═══ Quoted passage ═══
Reputation: 24758
I have:
>>> a
array([[1, 2],
[3, 4]])
>>> type(l), l # list of scalers
(<type 'list'>, [0, 1])
>>> type(i), i # a numpy array
(<type 'numpy.ndarray'>, array([0, 1]))
>>> type(j), j # list of numpy arrays
(<type 'list'>, [array([0, 1]), array([0, 1])])
When I do
>>> a[l] # Case 1, l is a list of scalers
I get
array([[1, 2],
[3, 4]])
which means indexing happened only on 0th axis.
But when I do
>>> a[j] # Case 2, j is a list of numpy arrays
I get
array([1, 4])
which means indexing happened along axis 0 and axis 1.
Q1: When used for indexing, why is there a difference in treatment of list of scalers and list of numpy arrays ? (Case 1 vs Case 2). In Case 2, I was hoping to see indexing happen only along axis 0 and get
array( [[[1,2],
[3,4]],
[[1,2],
[3,4]]])
Now, when using numpy array of arrays instead
>>> j1 = np.array(j) # numpy array of arrays
The result below indicates that indexing happened only along axis 0 (as expected)
>>> a[j1] Case 3, j1 is a numpy array of numpy arrays
array([[[1, 2],
[3, 4]],
[[1, 2],
[3, 4]]])
Q2: When used for indexing, why is there a difference in treatment of list of numpy arrays and numpy array of numpy arrays? (Case 2 vs Case 3)
Upvotes: 7
Views: 5640
Reputation: 231375
Case1, a[l]
is actually a[(l,)]
which expands to a[(l, slice(None))]
. That is, indexing the first dimension with the list l
, and an automatic trailing :
slice. Indices are passed as a tuple to the array __getitem__
, and extra ()
may be added without confusion.
Case2, a[j]
is treated as a[array([0, 1]), array([0, 1]]
or a[(array(([0, 1]), array([0, 1])]
. In other words, as a tuple of indexing objects, one per dimension. It ends up returning a[0,0]
and a[1,1]
.
═══
◆ Given exercise A
Report every line of the listing that contains the string "engineering".
The listing has nothing to do with the numpy indexing thread above.
═══ Data records ═══
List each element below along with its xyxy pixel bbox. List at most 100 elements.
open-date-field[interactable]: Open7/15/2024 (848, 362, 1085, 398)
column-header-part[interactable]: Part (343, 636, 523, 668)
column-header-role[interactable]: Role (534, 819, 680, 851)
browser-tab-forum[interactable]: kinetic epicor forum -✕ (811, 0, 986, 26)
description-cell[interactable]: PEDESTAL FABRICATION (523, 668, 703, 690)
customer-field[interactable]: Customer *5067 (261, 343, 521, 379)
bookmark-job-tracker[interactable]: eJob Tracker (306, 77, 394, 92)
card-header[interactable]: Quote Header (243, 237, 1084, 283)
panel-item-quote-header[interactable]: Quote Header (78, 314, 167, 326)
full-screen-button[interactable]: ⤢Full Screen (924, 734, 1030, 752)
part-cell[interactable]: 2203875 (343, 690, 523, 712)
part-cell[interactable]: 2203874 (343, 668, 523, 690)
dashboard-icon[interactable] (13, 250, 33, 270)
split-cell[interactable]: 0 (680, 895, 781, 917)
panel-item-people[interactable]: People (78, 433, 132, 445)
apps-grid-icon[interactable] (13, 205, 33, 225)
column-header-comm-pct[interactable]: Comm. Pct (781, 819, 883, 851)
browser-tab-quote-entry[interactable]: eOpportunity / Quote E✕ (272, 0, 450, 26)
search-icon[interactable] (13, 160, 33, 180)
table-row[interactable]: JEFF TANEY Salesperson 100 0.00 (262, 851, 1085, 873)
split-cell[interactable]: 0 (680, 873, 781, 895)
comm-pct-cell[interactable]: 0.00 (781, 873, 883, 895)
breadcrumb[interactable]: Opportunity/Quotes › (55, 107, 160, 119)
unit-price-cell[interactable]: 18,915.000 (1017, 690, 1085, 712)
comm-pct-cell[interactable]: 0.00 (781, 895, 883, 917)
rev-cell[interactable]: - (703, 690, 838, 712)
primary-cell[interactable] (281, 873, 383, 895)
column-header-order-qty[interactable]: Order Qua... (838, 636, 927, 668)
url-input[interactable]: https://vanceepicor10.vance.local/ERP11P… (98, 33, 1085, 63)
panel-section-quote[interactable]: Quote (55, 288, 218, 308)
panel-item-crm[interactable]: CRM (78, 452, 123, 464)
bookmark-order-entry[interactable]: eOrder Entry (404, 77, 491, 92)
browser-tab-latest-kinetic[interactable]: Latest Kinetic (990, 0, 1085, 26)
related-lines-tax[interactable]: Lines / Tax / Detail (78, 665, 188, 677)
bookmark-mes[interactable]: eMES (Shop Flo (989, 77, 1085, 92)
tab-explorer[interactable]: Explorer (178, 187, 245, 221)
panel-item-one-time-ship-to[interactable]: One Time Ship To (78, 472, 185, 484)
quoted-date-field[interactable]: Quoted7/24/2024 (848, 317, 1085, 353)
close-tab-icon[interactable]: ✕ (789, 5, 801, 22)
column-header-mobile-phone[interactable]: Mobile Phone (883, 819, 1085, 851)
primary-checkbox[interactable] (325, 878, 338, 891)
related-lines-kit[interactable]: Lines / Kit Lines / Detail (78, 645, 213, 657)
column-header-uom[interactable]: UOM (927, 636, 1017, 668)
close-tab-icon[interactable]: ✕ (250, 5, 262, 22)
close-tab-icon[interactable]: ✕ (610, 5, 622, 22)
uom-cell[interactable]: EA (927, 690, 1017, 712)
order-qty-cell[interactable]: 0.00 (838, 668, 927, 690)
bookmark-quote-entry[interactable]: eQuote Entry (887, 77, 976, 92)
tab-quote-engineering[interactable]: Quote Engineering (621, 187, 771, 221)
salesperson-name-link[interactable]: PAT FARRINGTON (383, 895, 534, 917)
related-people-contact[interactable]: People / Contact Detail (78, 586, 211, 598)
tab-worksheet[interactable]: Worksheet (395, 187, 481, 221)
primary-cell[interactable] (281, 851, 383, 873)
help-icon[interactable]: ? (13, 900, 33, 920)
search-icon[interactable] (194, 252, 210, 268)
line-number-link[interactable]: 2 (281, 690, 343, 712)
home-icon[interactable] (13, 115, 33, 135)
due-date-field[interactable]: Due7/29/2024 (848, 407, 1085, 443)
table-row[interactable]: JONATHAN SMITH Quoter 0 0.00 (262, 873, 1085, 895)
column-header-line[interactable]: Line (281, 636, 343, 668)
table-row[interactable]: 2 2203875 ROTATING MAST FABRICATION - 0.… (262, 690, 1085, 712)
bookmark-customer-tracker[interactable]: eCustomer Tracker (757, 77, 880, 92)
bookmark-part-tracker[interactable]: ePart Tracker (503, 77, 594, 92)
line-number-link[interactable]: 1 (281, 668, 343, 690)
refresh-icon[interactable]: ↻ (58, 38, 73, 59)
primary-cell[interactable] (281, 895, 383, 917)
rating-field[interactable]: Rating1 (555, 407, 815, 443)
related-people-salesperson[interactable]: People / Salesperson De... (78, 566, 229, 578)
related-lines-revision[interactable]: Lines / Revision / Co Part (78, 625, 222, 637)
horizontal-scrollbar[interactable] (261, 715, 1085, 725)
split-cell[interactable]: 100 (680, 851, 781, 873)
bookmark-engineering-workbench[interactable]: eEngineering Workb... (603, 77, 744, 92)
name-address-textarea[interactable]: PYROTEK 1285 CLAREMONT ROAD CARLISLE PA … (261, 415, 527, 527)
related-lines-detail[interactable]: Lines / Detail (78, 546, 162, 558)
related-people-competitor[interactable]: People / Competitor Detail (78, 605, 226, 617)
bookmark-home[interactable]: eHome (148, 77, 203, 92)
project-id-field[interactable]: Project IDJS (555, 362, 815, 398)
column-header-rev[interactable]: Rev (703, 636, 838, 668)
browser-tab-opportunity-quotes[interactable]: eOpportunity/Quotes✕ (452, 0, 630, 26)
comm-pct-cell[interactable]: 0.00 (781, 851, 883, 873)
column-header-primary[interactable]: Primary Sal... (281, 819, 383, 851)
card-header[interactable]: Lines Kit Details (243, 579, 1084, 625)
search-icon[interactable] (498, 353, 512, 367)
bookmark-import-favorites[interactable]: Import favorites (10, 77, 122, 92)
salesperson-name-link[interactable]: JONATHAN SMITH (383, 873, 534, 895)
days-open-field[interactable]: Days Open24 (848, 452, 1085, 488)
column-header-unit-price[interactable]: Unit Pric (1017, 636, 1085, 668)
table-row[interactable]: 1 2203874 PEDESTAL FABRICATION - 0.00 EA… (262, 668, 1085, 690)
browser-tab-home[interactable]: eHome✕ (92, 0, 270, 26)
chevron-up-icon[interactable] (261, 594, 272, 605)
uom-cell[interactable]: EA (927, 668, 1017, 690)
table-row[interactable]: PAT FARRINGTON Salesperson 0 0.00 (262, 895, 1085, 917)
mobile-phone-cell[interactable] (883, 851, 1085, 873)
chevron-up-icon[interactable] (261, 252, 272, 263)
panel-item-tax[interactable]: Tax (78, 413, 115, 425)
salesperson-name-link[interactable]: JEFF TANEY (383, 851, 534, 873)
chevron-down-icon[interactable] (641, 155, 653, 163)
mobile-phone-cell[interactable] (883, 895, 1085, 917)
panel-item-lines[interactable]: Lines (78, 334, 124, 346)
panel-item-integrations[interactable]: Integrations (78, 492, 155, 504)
═══
◆ Given exercise B
In the numpy indexing thread, what does a[j] return in Case 2?

◆ Expected answer A
tab-quote-engineering[interactable]: Quote Engineering (621, 187, 771, 221)
bookmark-engineering-workbench[interactable]: eEngineering Workb... (603, 77, 744, 92)

◆ Expected answer B
It returns array([1, 4]).